--- start ---

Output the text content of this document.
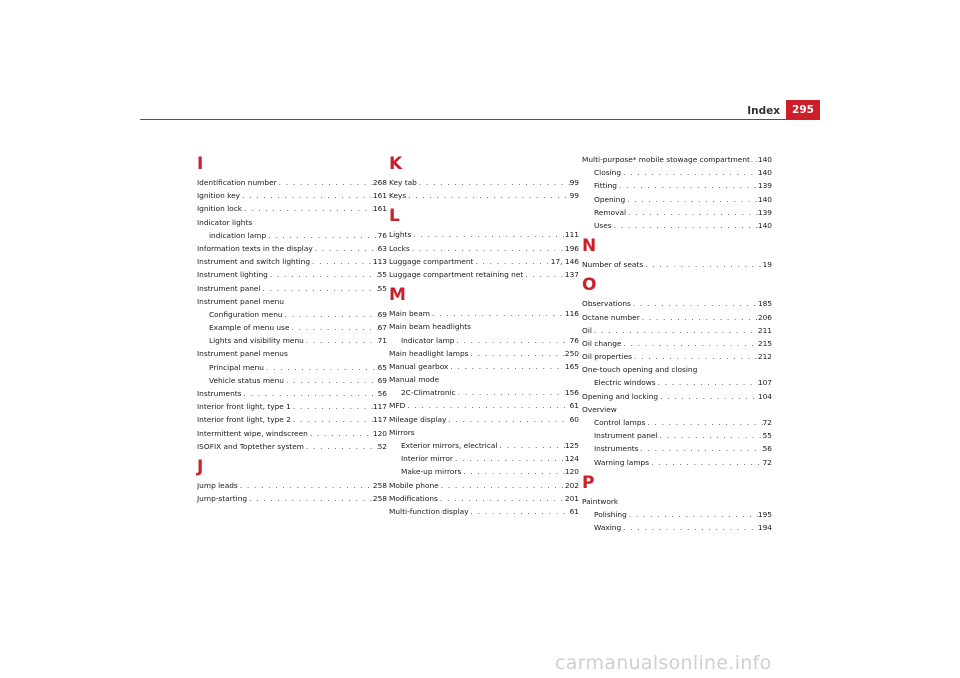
Index	295
I
Identification number . . .	268
Ignition key . . .	161
Ignition lock . . .	161
Indicator lights
indication lamp . . .	76
Information texts in the display . . .	63
Instrument and switch lighting . . .	113
Instrument lighting . . .	55
Instrument panel . . .	55
Instrument panel menu
Configuration menu . . .	69
Example of menu use . . .	67
Lights and visibility menu . . .	71
Instrument panel menus
Principal menu . . .	65
Vehicle status menu . . .	69
Instruments . . .	56
Interior front light, type 1 . . .	117
Interior front light, type 2 . . .	117
Intermittent wipe, windscreen . . .	120
ISOFIX and Toptether system . . .	52
J
Jump leads . . .	258
Jump-starting . . .	258
K
Key tab . . .	99
Keys . . .	99
L
Lights . . .	111
Locks . . .	196
Luggage compartment . . .	17, 146
Luggage compartment retaining net . . .	137
M
Main beam . . .	116
Main beam headlights
Indicator lamp . . .	76
Main headlight lamps . . .	250
Manual gearbox . . .	165
Manual mode
2C-Climatronic . . .	156
MFD . . .	61
Mileage display . . .	60
Mirrors
Exterior mirrors, electrical . . .	125
Interior mirror . . .	124
Make-up mirrors . . .	120
Mobile phone . . .	202
Modifications . . .	201
Multi-function display . . .	61
Multi-purpose* mobile stowage compartment . . . 140
Closing . . .	140
Fitting . . .	139
Opening . . .	140
Removal . . .	139
Uses . . .	140
N
Number of seats . . .	19
O
Observations . . .	185
Octane number . . .	206
Oil . . .	211
Oil change . . .	215
Oil properties . . .	212
One-touch opening and closing
Electric windows . . .	107
Opening and locking . . .	104
Overview
Control lamps . . .	72
Instrument panel . . .	55
Instruments . . .	56
Warning lamps . . .	72
P
Paintwork
Polishing . . .	195
Waxing . . .	194
carmanualsonline.info
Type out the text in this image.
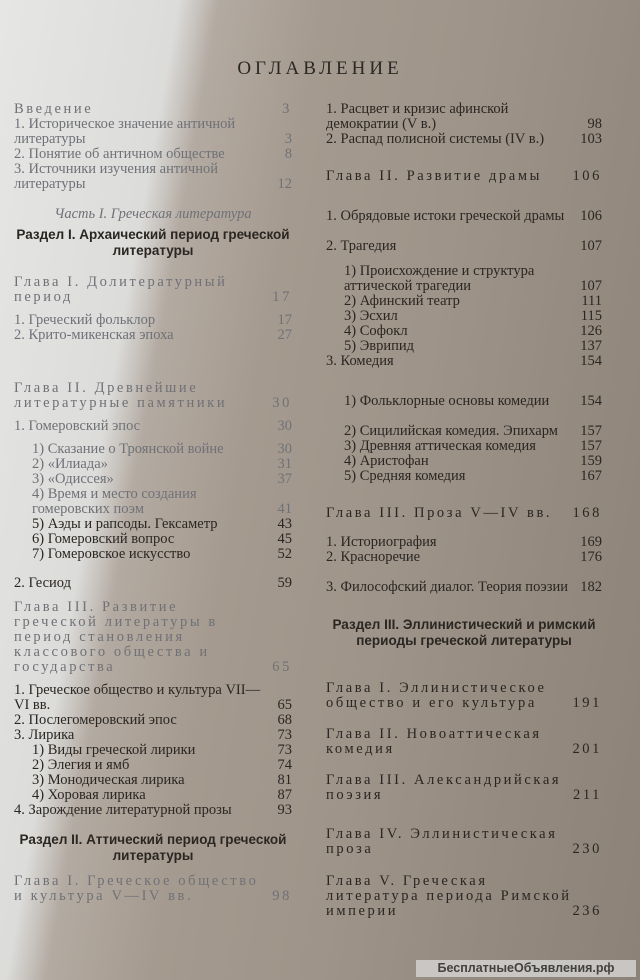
ОГЛАВЛЕНИЕ
Введение	3
1. Историческое значение античной литературы	3
2. Понятие об античном обществе	8
3. Источники изучения античной литературы	12
Часть I. Греческая литература
Раздел I. Архаический период греческой литературы
Глава I. Долитературный период	17
1. Греческий фольклор	17
2. Крито-микенская эпоха	27
Глава II. Древнейшие литературные памятники	30
1. Гомеровский эпос	30
1) Сказание о Троянской войне	30
2) «Илиада»	31
3) «Одиссея»	37
4) Время и место создания гомеровских поэм	41
5) Аэды и рапсоды. Гексаметр	43
6) Гомеровский вопрос	45
7) Гомеровское искусство	52
2. Гесиод	59
Глава III. Развитие греческой литературы в период становления классового общества и государства	65
1. Греческое общество и культура VII—VI вв.	65
2. Послегомеровский эпос	68
3. Лирика	73
1) Виды греческой лирики	73
2) Элегия и ямб	74
3) Монодическая лирика	81
4) Хоровая лирика	87
4. Зарождение литературной прозы	93
Раздел II. Аттический период греческой литературы
Глава I. Греческое общество и культура V—IV вв.	98
1. Расцвет и кризис афинской демократии (V в.)	98
2. Распад полисной системы (IV в.)	103
Глава II. Развитие драмы	106
1. Обрядовые истоки греческой драмы	106
2. Трагедия	107
1) Происхождение и структура аттической трагедии	107
2) Афинский театр	111
3) Эсхил	115
4) Софокл	126
5) Эврипид	137
3. Комедия	154
1) Фольклорные основы комедии	154
2) Сицилийская комедия. Эпихарм	157
3) Древняя аттическая комедия	157
4) Аристофан	159
5) Средняя комедия	167
Глава III. Проза V—IV вв.	168
1. Историография	169
2. Красноречие	176
3. Философский диалог. Теория поэзии 182
Раздел III. Эллинистический и римский периоды греческой литературы
Глава I. Эллинистическое общество и его культура	191
Глава II. Новоаттическая комедия	201
Глава III. Александрийская поэзия	211
Глава IV. Эллинистическая проза	230
Глава V. Греческая литература периода Римской империи	236
БесплатныеОбъявления.рф
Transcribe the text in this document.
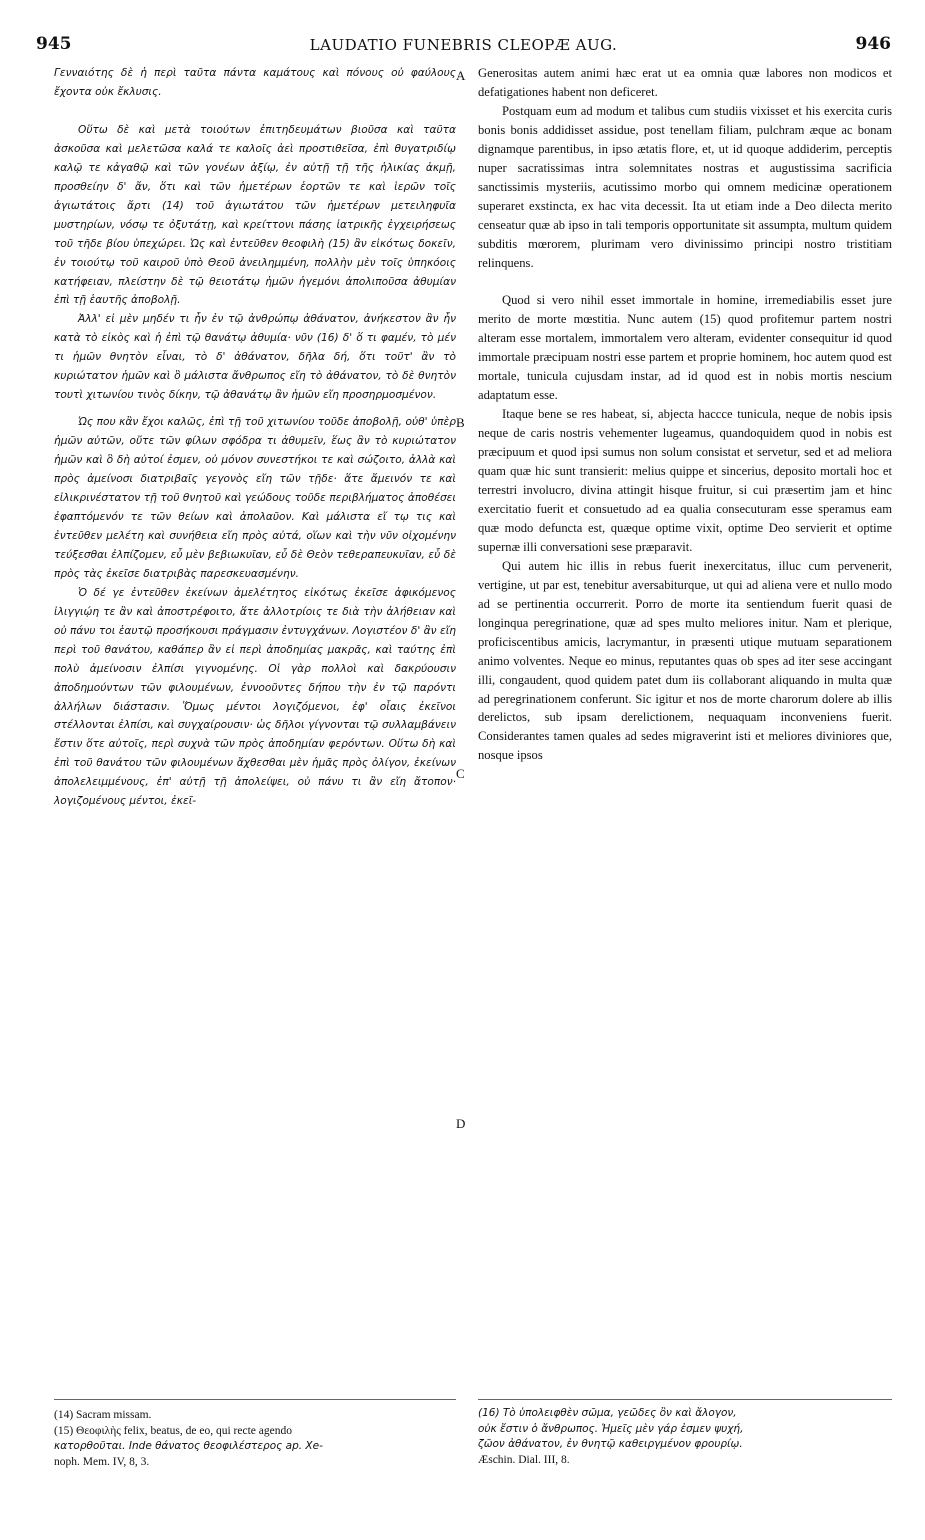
945	LAUDATIO FUNEBRIS CLEOPÆ AUG.	946

Γενναιότης δὲ ἡ περὶ ταῦτα πάντα καμάτους καὶ πόνους οὐ φαύλους ἔχοντα οὐκ ἔκλυσις.

Οὕτω δὲ καὶ μετὰ τοιούτων ἐπιτηδευμάτων βιοῦσα καὶ ταῦτα ἀσκοῦσα καὶ μελετῶσα καλά τε καλοῖς ἀεὶ προστιθεῖσα, ἐπὶ θυγατριδίῳ καλῷ τε κἀγαθῷ καὶ τῶν γονέων ἀξίῳ, ἐν αὐτῇ τῇ τῆς ἡλικίας ἀκμῇ, προσθείην δ' ἄν, ὅτι καὶ τῶν ἡμετέρων ἑορτῶν τε καὶ ἱερῶν τοῖς ἁγιωτάτοις ἄρτι (14) τοῦ ἁγιωτάτου τῶν ἡμετέρων μετειληφυῖα μυστηρίων, νόσῳ τε ὀξυτάτῃ, καὶ κρείττονι πάσης ἰατρικῆς ἐγχειρήσεως τοῦ τῆδε βίου ὑπεχώρει. Ὡς καὶ ἐντεῦθεν θεοφιλὴ (15) ἂν εἰκότως δοκεῖν, ἐν τοιούτῳ τοῦ καιροῦ ὑπὸ Θεοῦ ἀνειλημμένη, πολλὴν μὲν τοῖς ὑπηκόοις κατήφειαν, πλείστην δὲ τῷ θειοτάτῳ ἡμῶν ἡγεμόνι ἀπολιποῦσα ἀθυμίαν ἐπὶ τῇ ἑαυτῆς ἀποβολῇ.

Ἀλλ' εἰ μὲν μηδέν τι ἦν ἐν τῷ ἀνθρώπῳ ἀθάνατον, ἀνήκεστον ἂν ἦν κατὰ τὸ εἰκὸς καὶ ἡ ἐπὶ τῷ θανάτῳ ἀθυμία· νῦν (16) δ' ὅ τι φαμέν, τὸ μέν τι ἡμῶν θνητὸν εἶναι, τὸ δ' ἀθάνατον, δῆλα δή, ὅτι τοῦτ' ἂν τὸ κυριώτατον ἡμῶν καὶ ὃ μάλιστα ἄνθρωπος εἴη τὸ ἀθάνατον, τὸ δὲ θνητὸν τουτὶ χιτωνίου τινὸς δίκην, τῷ ἀθανάτῳ ἂν ἡμῶν εἴη προσηρμοσμένον.

Ὡς που κἂν ἔχοι καλῶς, ἐπὶ τῇ τοῦ χιτωνίου τοῦδε ἀποβολῇ, οὐθ' ὑπὲρ ἡμῶν αὐτῶν, οὔτε τῶν φίλων σφόδρα τι ἀθυμεῖν, ἕως ἂν τὸ κυριώτατον ἡμῶν καὶ ὃ δὴ αὐτοί ἐσμεν, οὐ μόνον συνεστήκοι τε καὶ σώζοιτο, ἀλλὰ καὶ πρὸς ἀμείνοσι διατριβαῖς γεγονὸς εἴη τῶν τῇδε· ἅτε ἄμεινόν τε καὶ εἰλικρινέστατον τῇ τοῦ θνητοῦ καὶ γεώδους τοῦδε περιβλήματος ἀποθέσει ἐφαπτόμενόν τε τῶν θείων καὶ ἀπολαῦον. Καὶ μάλιστα εἴ τῳ τις καὶ ἐντεῦθεν μελέτη καὶ συνήθεια εἴη πρὸς αὐτά, οἵων καὶ τὴν νῦν οἰχομένην τεύξεσθαι ἐλπίζομεν, εὖ μὲν βεβιωκυῖαν, εὖ δὲ Θεὸν τεθεραπευκυῖαν, εὖ δὲ πρὸς τὰς ἐκεῖσε διατριβὰς παρεσκευασμένην.

Ὁ δέ γε ἐντεῦθεν ἐκείνων ἀμελέτητος εἰκότως ἐκεῖσε ἀφικόμενος ἰλιγγιῴη τε ἂν καὶ ἀποστρέφοιτο, ἅτε ἀλλοτρίοις τε διὰ τὴν ἀλήθειαν καὶ οὐ πάνυ τοι ἑαυτῷ προσήκουσι πράγμασιν ἐντυγχάνων. Λογιστέον δ' ἂν εἴη περὶ τοῦ θανάτου, καθάπερ ἂν εἰ περὶ ἀποδημίας μακρᾶς, καὶ ταύτης ἐπὶ πολὺ ἀμείνοσιν ἐλπίσι γιγνομένης. Οἱ γὰρ πολλοὶ καὶ δακρύουσιν ἀποδημούντων τῶν φιλουμένων, ἐννοοῦντες δήπου τὴν ἐν τῷ παρόντι ἀλλήλων διάστασιν. Ὅμως μέντοι λογιζόμενοι, ἐφ' οἷαις ἐκεῖνοι στέλλονται ἐλπίσι, καὶ συγχαίρουσιν· ὡς δῆλοι γίγνονται τῷ συλλαμβάνειν ἔστιν ὅτε αὐτοῖς, περὶ συχνὰ τῶν πρὸς ἀποδημίαν φερόντων. Οὕτω δὴ καὶ ἐπὶ τοῦ θανάτου τῶν φιλουμένων ἄχθεσθαι μὲν ἡμᾶς πρὸς ὀλίγον, ἐκείνων ἀπολελειμμένους, ἐπ' αὐτῇ τῇ ἀπολείψει, οὐ πάνυ τι ἂν εἴη ἄτοπον· λογιζομένους μέντοι, ἐκεῖ-

Generositas autem animi hæc erat ut ea omnia quæ labores non modicos et defatigationes habent non deficeret.

Postquam eum ad modum et talibus cum studiis vixisset et his exercita curis bonis bonis addidisset assidue, post tenellam filiam, pulchram æque ac bonam dignamque parentibus, in ipso ætatis flore, et, ut id quoque addiderim, perceptis nuper sacratissimas intra solemnitates nostras et augustissima sacrificia sanctissimis mysteriis, acutissimo morbo qui omnem medicinæ operationem superaret exstincta, ex hac vita decessit. Ita ut etiam inde a Deo dilecta merito censeatur quæ ab ipso in tali temporis opportunitate sit assumpta, multum quidem subditis mœrorem, plurimam vero divinissimo principi nostro tristitiam relinquens.

Quod si vero nihil esset immortale in homine, irremediabilis esset jure merito de morte mœstitia. Nunc autem (15) quod profitemur partem nostri alteram esse mortalem, immortalem vero alteram, evidenter consequitur id quod immortale præcipuam nostri esse partem et proprie hominem, hoc autem quod est mortale, tunicula cujusdam instar, ad id quod est in nobis mortis nescium adaptatum esse.

Itaque bene se res habeat, si, abjecta haccce tunicula, neque de nobis ipsis neque de caris nostris vehementer lugeamus, quandoquidem quod in nobis est præcipuum et quod ipsi sumus non solum consistat et servetur, sed et ad meliora quam quæ hic sunt transierit: melius quippe et sincerius, deposito mortali hoc et terrestri involucro, divina attingit hisque fruitur, si cui præsertim jam et hinc exercitatio fuerit et consuetudo ad ea qualia consecuturam esse speramus eam quæ modo defuncta est, quæque optime vixit, optime Deo servierit et optime supernæ illi conversationi sese præparavit.

Qui autem hic illis in rebus fuerit inexercitatus, illuc cum pervenerit, vertigine, ut par est, tenebitur aversabiturque, ut qui ad aliena vere et nullo modo ad se pertinentia occurrerit. Porro de morte ita sentiendum fuerit quasi de longinqua peregrinatione, quæ ad spes multo meliores initur. Nam et plerique, proficiscentibus amicis, lacrymantur, in præsenti utique mutuam separationem animo volventes. Neque eo minus, reputantes quas ob spes ad iter sese accingant illi, congaudent, quod quidem patet dum iis collaborant aliquando in multa quæ ad peregrinationem conferunt. Sic igitur et nos de morte charorum dolere ab illis derelictos, sub ipsam derelictionem, nequaquam inconveniens fuerit. Considerantes tamen quales ad sedes migraverint isti et meliores diviniores que, nosque ipsos

A
B
C
D

(14) Sacram missam.

(15) Θεοφιλὴς felix, beatus, de eo, qui recte agendo

κατορθοῦται. Inde θάνατος θεοφιλέστερος ap. Xe-

noph. Mem. IV, 8, 3.

(16) Τὸ ὑπολειφθὲν σῶμα, γεῶδες ὂν καὶ ἄλογον,

οὐκ ἔστιν ὁ ἄνθρωπος. Ἡμεῖς μὲν γάρ ἐσμεν ψυχή,

ζῶον ἀθάνατον, ἐν θνητῷ καθειργμένον φρουρίῳ.

Æschin. Dial. III, 8.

--- end ---

Task prompt: Copy out every line of the material above that mentions the word "культура".

Expected answer:
1. Греческое общество и культура VII—VI вв.	65
Глава I. Греческое общество и культура V—IV вв.	98
Глава I. Эллинистическое общество и его культура	191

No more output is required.